■ **WORK REQUIRED**:
Count lines holding the word "legame". Only the number is wanted.

■ **RECORDS SUPPLIED**:
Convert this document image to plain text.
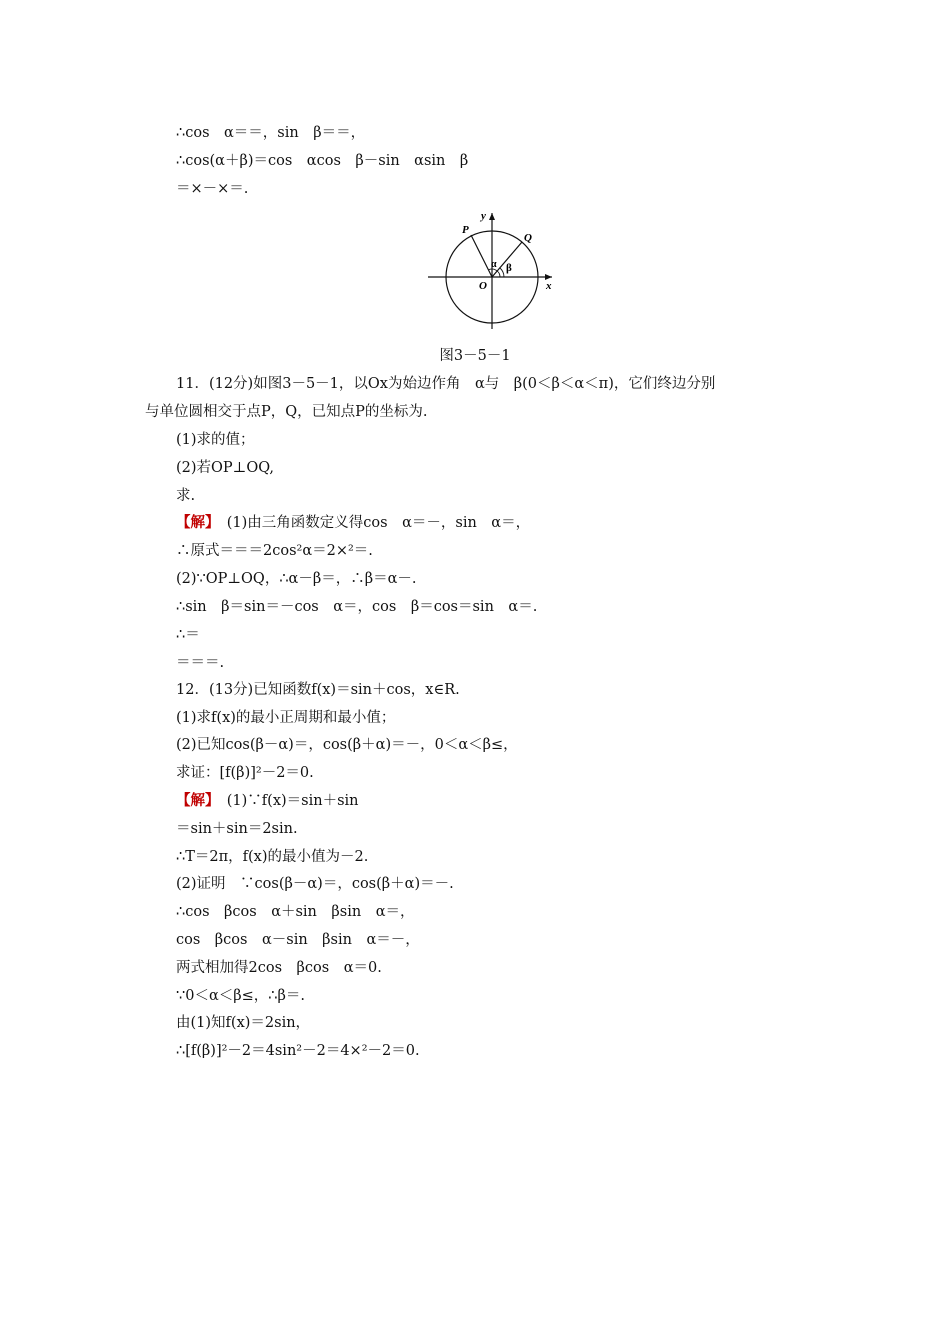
∴cos　α＝＝，sin　β＝＝，
∴cos(α＋β)＝cos　αcos　β－sin　αsin　β
＝×－×＝.
y
x
O
P
Q
α β
图3－5－1
11．(12分)如图3－5－1，以Ox为始边作角　α与　β(0＜β＜α＜π)，它们终边分别
与单位圆相交于点P，Q，已知点P的坐标为.
(1)求的值；
(2)若OP⊥OQ,
求.
【解】　(1)由三角函数定义得cos　α＝－，sin　α＝，
∴原式＝＝＝2cos²α＝2×²＝.
(2)∵OP⊥OQ，∴α－β＝，∴β＝α－.
∴sin　β＝sin＝－cos　α＝，cos　β＝cos＝sin　α＝.
∴＝
＝＝＝.
12．(13分)已知函数f(x)＝sin＋cos，x∈R.
(1)求f(x)的最小正周期和最小值；
(2)已知cos(β－α)＝，cos(β＋α)＝－，0＜α＜β≤，
求证：[f(β)]²－2＝0.
【解】　(1)∵f(x)＝sin＋sin
＝sin＋sin＝2sin.
∴T＝2π，f(x)的最小值为－2.
(2)证明　∵cos(β－α)＝，cos(β＋α)＝－.
∴cos　βcos　α＋sin　βsin　α＝，
cos　βcos　α－sin　βsin　α＝－，
两式相加得2cos　βcos　α＝0.
∵0＜α＜β≤，∴β＝.
由(1)知f(x)＝2sin，
∴[f(β)]²－2＝4sin²－2＝4×²－2＝0.
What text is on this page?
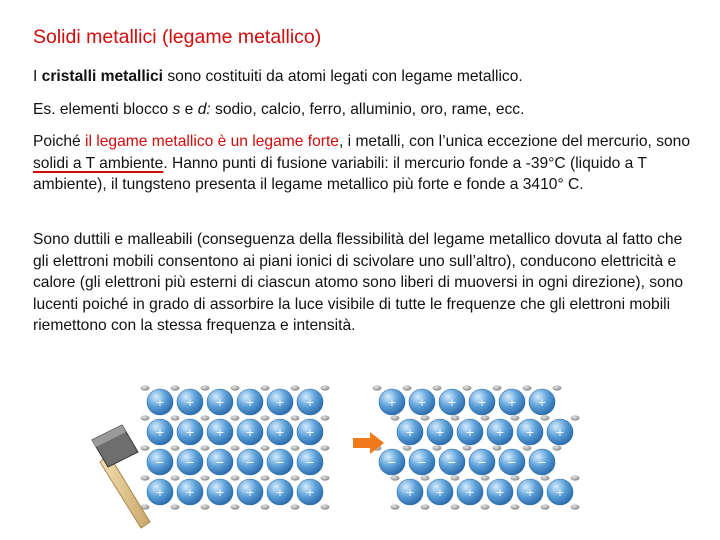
Solidi metallici (legame metallico)

I cristalli metallici sono costituiti da atomi legati con legame metallico.

Es. elementi blocco s e d: sodio, calcio, ferro, alluminio, oro, rame, ecc.

Poiché il legame metallico è un legame forte, i metalli, con l’unica eccezione del mercurio, sono solidi a T ambiente. Hanno punti di fusione variabili: il mercurio fonde a -39°C (liquido a T ambiente), il tungsteno presenta il legame metallico più forte e fonde a 3410° C.

Sono duttili e malleabili (conseguenza della flessibilità del legame metallico dovuta al fatto che gli elettroni mobili consentono ai piani ionici di scivolare uno sull’altro), conducono elettricità e calore (gli elettroni più esterni di ciascun atomo sono liberi di muoversi in ogni direzione), sono lucenti poiché in grado di assorbire la luce visibile di tutte le frequenze che gli elettroni mobili riemettono con la stessa frequenza e intensità.

+ + + + + +
+ + + + + +
− − − − − −
+ + + + + +
+ + + + + +
+ + + + + +
− − − − − −
+ + + + + +
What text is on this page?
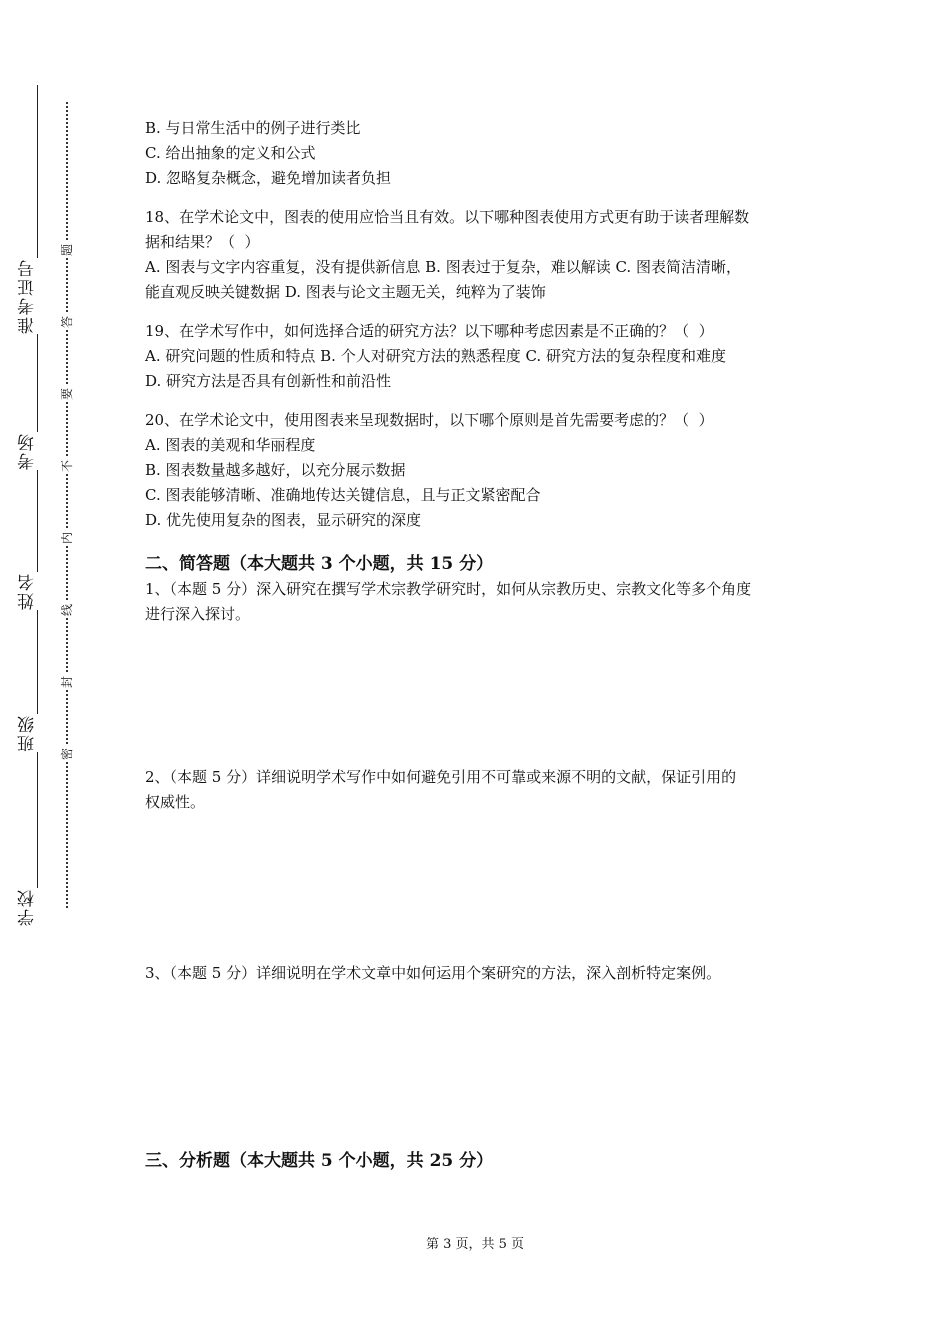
准考证号
考场
姓名
班级
学校
题
答
要
不
内
线
封
密

B. 与日常生活中的例子进行类比

C. 给出抽象的定义和公式

D. 忽略复杂概念，避免增加读者负担

18、在学术论文中，图表的使用应恰当且有效。以下哪种图表使用方式更有助于读者理解数

据和结果？（  ）

A. 图表与文字内容重复，没有提供新信息 B. 图表过于复杂，难以解读 C. 图表简洁清晰，

能直观反映关键数据 D. 图表与论文主题无关，纯粹为了装饰

19、在学术写作中，如何选择合适的研究方法？以下哪种考虑因素是不正确的？（  ）

A. 研究问题的性质和特点 B. 个人对研究方法的熟悉程度 C. 研究方法的复杂程度和难度

D. 研究方法是否具有创新性和前沿性

20、在学术论文中，使用图表来呈现数据时，以下哪个原则是首先需要考虑的？（  ）

A. 图表的美观和华丽程度

B. 图表数量越多越好，以充分展示数据

C. 图表能够清晰、准确地传达关键信息，且与正文紧密配合

D. 优先使用复杂的图表，显示研究的深度

二、简答题（本大题共 3 个小题，共 15 分）

1、（本题 5 分）深入研究在撰写学术宗教学研究时，如何从宗教历史、宗教文化等多个角度

进行深入探讨。

2、（本题 5 分）详细说明学术写作中如何避免引用不可靠或来源不明的文献，保证引用的

权威性。

3、（本题 5 分）详细说明在学术文章中如何运用个案研究的方法，深入剖析特定案例。

三、分析题（本大题共 5 个小题，共 25 分）

第 3 页，共 5 页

■ **RESULT OF THIS TASK**:
4